### Dataset items
>> start

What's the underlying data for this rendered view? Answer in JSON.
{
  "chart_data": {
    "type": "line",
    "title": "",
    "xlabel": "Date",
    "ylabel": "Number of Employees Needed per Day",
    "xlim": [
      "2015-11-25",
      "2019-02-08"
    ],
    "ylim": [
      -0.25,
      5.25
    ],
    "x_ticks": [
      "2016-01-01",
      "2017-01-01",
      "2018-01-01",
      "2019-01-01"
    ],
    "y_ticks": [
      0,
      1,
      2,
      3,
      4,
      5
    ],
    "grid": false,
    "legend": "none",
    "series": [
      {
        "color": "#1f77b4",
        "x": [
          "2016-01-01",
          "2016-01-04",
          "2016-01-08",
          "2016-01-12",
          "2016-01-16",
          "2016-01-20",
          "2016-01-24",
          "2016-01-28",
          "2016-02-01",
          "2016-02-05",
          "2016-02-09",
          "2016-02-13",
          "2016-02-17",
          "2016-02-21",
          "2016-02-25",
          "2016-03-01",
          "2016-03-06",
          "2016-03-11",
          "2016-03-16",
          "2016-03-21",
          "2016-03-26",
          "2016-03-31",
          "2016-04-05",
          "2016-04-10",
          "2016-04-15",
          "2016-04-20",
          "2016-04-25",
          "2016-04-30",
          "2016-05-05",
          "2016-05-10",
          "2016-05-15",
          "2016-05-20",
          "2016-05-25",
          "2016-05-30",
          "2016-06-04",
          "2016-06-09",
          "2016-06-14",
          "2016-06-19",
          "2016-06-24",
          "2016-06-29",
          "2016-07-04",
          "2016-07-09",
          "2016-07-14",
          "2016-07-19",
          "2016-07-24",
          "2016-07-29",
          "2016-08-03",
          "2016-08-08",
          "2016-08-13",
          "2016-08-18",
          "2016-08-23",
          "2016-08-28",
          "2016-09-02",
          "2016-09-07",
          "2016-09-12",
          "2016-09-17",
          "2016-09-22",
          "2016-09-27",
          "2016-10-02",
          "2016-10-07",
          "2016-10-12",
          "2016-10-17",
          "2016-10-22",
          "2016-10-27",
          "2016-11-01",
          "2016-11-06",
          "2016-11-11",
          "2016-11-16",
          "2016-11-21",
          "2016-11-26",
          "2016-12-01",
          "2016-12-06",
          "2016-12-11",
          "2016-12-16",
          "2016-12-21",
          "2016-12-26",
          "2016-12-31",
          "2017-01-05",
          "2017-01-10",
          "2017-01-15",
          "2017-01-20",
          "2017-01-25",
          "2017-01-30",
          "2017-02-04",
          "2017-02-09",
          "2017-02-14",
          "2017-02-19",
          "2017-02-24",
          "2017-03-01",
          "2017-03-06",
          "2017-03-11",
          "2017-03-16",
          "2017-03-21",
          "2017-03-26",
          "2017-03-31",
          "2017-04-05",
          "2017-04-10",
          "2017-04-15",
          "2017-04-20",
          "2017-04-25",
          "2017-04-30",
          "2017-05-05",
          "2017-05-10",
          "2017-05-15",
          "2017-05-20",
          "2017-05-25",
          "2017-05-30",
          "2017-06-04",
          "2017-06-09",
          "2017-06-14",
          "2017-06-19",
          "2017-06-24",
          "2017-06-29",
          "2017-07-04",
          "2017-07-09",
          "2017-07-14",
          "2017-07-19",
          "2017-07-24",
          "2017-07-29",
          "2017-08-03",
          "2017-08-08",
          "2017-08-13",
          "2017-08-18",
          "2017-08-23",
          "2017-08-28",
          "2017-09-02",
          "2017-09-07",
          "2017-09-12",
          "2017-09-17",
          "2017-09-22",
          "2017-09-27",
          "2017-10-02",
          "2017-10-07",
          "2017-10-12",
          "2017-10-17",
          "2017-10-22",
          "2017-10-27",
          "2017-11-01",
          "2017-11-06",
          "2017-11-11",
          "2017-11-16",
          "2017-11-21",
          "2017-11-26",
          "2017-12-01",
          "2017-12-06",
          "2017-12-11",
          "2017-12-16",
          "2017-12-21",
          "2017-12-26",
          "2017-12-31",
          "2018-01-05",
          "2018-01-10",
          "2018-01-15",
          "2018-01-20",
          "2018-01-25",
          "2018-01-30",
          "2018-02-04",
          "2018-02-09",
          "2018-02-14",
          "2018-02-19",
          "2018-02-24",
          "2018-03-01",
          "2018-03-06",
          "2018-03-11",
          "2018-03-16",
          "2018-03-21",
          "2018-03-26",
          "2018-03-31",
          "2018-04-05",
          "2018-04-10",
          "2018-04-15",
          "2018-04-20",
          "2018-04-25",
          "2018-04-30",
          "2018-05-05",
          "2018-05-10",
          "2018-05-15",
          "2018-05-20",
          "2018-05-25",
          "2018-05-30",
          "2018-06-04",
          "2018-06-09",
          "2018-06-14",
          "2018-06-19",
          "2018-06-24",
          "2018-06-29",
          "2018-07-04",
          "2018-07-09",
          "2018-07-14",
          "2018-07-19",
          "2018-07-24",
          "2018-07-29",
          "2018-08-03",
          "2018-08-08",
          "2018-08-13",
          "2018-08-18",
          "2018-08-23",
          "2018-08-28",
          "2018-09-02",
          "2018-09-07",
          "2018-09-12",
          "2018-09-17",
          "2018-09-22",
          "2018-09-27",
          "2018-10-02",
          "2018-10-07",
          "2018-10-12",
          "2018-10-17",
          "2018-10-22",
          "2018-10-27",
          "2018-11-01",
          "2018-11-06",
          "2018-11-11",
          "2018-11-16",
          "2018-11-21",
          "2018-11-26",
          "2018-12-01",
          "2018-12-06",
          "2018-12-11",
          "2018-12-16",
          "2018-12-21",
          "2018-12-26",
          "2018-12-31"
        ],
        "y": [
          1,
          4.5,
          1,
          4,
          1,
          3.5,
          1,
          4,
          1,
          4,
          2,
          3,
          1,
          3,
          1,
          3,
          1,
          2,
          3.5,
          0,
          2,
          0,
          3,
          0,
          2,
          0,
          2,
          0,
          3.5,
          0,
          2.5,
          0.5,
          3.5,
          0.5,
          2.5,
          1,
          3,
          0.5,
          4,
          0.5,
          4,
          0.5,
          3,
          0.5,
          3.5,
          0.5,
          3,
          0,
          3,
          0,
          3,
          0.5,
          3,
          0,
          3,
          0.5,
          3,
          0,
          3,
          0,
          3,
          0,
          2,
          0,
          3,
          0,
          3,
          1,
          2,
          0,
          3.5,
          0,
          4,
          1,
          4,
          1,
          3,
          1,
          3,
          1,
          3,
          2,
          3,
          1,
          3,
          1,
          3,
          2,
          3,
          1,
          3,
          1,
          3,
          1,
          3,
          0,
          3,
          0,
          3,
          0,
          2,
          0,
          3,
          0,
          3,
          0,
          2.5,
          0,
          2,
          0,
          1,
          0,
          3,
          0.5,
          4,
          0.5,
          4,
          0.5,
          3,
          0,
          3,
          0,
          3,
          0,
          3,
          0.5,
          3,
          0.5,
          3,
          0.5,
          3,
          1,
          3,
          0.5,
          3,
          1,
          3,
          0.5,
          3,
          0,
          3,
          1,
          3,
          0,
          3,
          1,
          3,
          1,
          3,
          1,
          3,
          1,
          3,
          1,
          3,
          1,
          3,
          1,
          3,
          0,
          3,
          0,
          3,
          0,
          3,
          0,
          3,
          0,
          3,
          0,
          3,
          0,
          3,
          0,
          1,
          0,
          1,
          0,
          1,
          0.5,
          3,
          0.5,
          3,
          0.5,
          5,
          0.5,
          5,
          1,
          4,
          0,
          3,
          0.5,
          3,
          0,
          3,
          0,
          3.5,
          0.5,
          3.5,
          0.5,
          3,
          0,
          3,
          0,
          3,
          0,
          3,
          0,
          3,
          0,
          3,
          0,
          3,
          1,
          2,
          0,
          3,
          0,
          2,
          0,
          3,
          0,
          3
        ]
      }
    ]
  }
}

>> end

All of the data needs to be printed once more, exactly.

What's the underlying data for this rendered view? Answer in JSON.
{
  "chart_data": {
    "type": "line",
    "title": "",
    "xlabel": "Date",
    "ylabel": "Number of Employees Needed per Day",
    "xlim": [
      "2015-11-25",
      "2019-02-08"
    ],
    "ylim": [
      -0.25,
      5.25
    ],
    "x_ticks": [
      "2016-01-01",
      "2017-01-01",
      "2018-01-01",
      "2019-01-01"
    ],
    "y_ticks": [
      0,
      1,
      2,
      3,
      4,
      5
    ],
    "grid": false,
    "legend": "none",
    "series": [
      {
        "color": "#1f77b4",
        "x": [
          "2016-01-01",
          "2016-01-04",
          "2016-01-08",
          "2016-01-12",
          "2016-01-16",
          "2016-01-20",
          "2016-01-24",
          "2016-01-28",
          "2016-02-01",
          "2016-02-05",
          "2016-02-09",
          "2016-02-13",
          "2016-02-17",
          "2016-02-21",
          "2016-02-25",
          "2016-03-01",
          "2016-03-06",
          "2016-03-11",
          "2016-03-16",
          "2016-03-21",
          "2016-03-26",
          "2016-03-31",
          "2016-04-05",
          "2016-04-10",
          "2016-04-15",
          "2016-04-20",
          "2016-04-25",
          "2016-04-30",
          "2016-05-05",
          "2016-05-10",
          "2016-05-15",
          "2016-05-20",
          "2016-05-25",
          "2016-05-30",
          "2016-06-04",
          "2016-06-09",
          "2016-06-14",
          "2016-06-19",
          "2016-06-24",
          "2016-06-29",
          "2016-07-04",
          "2016-07-09",
          "2016-07-14",
          "2016-07-19",
          "2016-07-24",
          "2016-07-29",
          "2016-08-03",
          "2016-08-08",
          "2016-08-13",
          "2016-08-18",
          "2016-08-23",
          "2016-08-28",
          "2016-09-02",
          "2016-09-07",
          "2016-09-12",
          "2016-09-17",
          "2016-09-22",
          "2016-09-27",
          "2016-10-02",
          "2016-10-07",
          "2016-10-12",
          "2016-10-17",
          "2016-10-22",
          "2016-10-27",
          "2016-11-01",
          "2016-11-06",
          "2016-11-11",
          "2016-11-16",
          "2016-11-21",
          "2016-11-26",
          "2016-12-01",
          "2016-12-06",
          "2016-12-11",
          "2016-12-16",
          "2016-12-21",
          "2016-12-26",
          "2016-12-31",
          "2017-01-05",
          "2017-01-10",
          "2017-01-15",
          "2017-01-20",
          "2017-01-25",
          "2017-01-30",
          "2017-02-04",
          "2017-02-09",
          "2017-02-14",
          "2017-02-19",
          "2017-02-24",
          "2017-03-01",
          "2017-03-06",
          "2017-03-11",
          "2017-03-16",
          "2017-03-21",
          "2017-03-26",
          "2017-03-31",
          "2017-04-05",
          "2017-04-10",
          "2017-04-15",
          "2017-04-20",
          "2017-04-25",
          "2017-04-30",
          "2017-05-05",
          "2017-05-10",
          "2017-05-15",
          "2017-05-20",
          "2017-05-25",
          "2017-05-30",
          "2017-06-04",
          "2017-06-09",
          "2017-06-14",
          "2017-06-19",
          "2017-06-24",
          "2017-06-29",
          "2017-07-04",
          "2017-07-09",
          "2017-07-14",
          "2017-07-19",
          "2017-07-24",
          "2017-07-29",
          "2017-08-03",
          "2017-08-08",
          "2017-08-13",
          "2017-08-18",
          "2017-08-23",
          "2017-08-28",
          "2017-09-02",
          "2017-09-07",
          "2017-09-12",
          "2017-09-17",
          "2017-09-22",
          "2017-09-27",
          "2017-10-02",
          "2017-10-07",
          "2017-10-12",
          "2017-10-17",
          "2017-10-22",
          "2017-10-27",
          "2017-11-01",
          "2017-11-06",
          "2017-11-11",
          "2017-11-16",
          "2017-11-21",
          "2017-11-26",
          "2017-12-01",
          "2017-12-06",
          "2017-12-11",
          "2017-12-16",
          "2017-12-21",
          "2017-12-26",
          "2017-12-31",
          "2018-01-05",
          "2018-01-10",
          "2018-01-15",
          "2018-01-20",
          "2018-01-25",
          "2018-01-30",
          "2018-02-04",
          "2018-02-09",
          "2018-02-14",
          "2018-02-19",
          "2018-02-24",
          "2018-03-01",
          "2018-03-06",
          "2018-03-11",
          "2018-03-16",
          "2018-03-21",
          "2018-03-26",
          "2018-03-31",
          "2018-04-05",
          "2018-04-10",
          "2018-04-15",
          "2018-04-20",
          "2018-04-25",
          "2018-04-30",
          "2018-05-05",
          "2018-05-10",
          "2018-05-15",
          "2018-05-20",
          "2018-05-25",
          "2018-05-30",
          "2018-06-04",
          "2018-06-09",
          "2018-06-14",
          "2018-06-19",
          "2018-06-24",
          "2018-06-29",
          "2018-07-04",
          "2018-07-09",
          "2018-07-14",
          "2018-07-19",
          "2018-07-24",
          "2018-07-29",
          "2018-08-03",
          "2018-08-08",
          "2018-08-13",
          "2018-08-18",
          "2018-08-23",
          "2018-08-28",
          "2018-09-02",
          "2018-09-07",
          "2018-09-12",
          "2018-09-17",
          "2018-09-22",
          "2018-09-27",
          "2018-10-02",
          "2018-10-07",
          "2018-10-12",
          "2018-10-17",
          "2018-10-22",
          "2018-10-27",
          "2018-11-01",
          "2018-11-06",
          "2018-11-11",
          "2018-11-16",
          "2018-11-21",
          "2018-11-26",
          "2018-12-01",
          "2018-12-06",
          "2018-12-11",
          "2018-12-16",
          "2018-12-21",
          "2018-12-26",
          "2018-12-31"
        ],
        "y": [
          1,
          4.5,
          1,
          4,
          1,
          3.5,
          1,
          4,
          1,
          4,
          2,
          3,
          1,
          3,
          1,
          3,
          1,
          2,
          3.5,
          0,
          2,
          0,
          3,
          0,
          2,
          0,
          2,
          0,
          3.5,
          0,
          2.5,
          0.5,
          3.5,
          0.5,
          2.5,
          1,
          3,
          0.5,
          4,
          0.5,
          4,
          0.5,
          3,
          0.5,
          3.5,
          0.5,
          3,
          0,
          3,
          0,
          3,
          0.5,
          3,
          0,
          3,
          0.5,
          3,
          0,
          3,
          0,
          3,
          0,
          2,
          0,
          3,
          0,
          3,
          1,
          2,
          0,
          3.5,
          0,
          4,
          1,
          4,
          1,
          3,
          1,
          3,
          1,
          3,
          2,
          3,
          1,
          3,
          1,
          3,
          2,
          3,
          1,
          3,
          1,
          3,
          1,
          3,
          0,
          3,
          0,
          3,
          0,
          2,
          0,
          3,
          0,
          3,
          0,
          2.5,
          0,
          2,
          0,
          1,
          0,
          3,
          0.5,
          4,
          0.5,
          4,
          0.5,
          3,
          0,
          3,
          0,
          3,
          0,
          3,
          0.5,
          3,
          0.5,
          3,
          0.5,
          3,
          1,
          3,
          0.5,
          3,
          1,
          3,
          0.5,
          3,
          0,
          3,
          1,
          3,
          0,
          3,
          1,
          3,
          1,
          3,
          1,
          3,
          1,
          3,
          1,
          3,
          1,
          3,
          1,
          3,
          0,
          3,
          0,
          3,
          0,
          3,
          0,
          3,
          0,
          3,
          0,
          3,
          0,
          3,
          0,
          1,
          0,
          1,
          0,
          1,
          0.5,
          3,
          0.5,
          3,
          0.5,
          5,
          0.5,
          5,
          1,
          4,
          0,
          3,
          0.5,
          3,
          0,
          3,
          0,
          3.5,
          0.5,
          3.5,
          0.5,
          3,
          0,
          3,
          0,
          3,
          0,
          3,
          0,
          3,
          0,
          3,
          0,
          3,
          1,
          2,
          0,
          3,
          0,
          2,
          0,
          3,
          0,
          3
        ]
      }
    ]
  }
}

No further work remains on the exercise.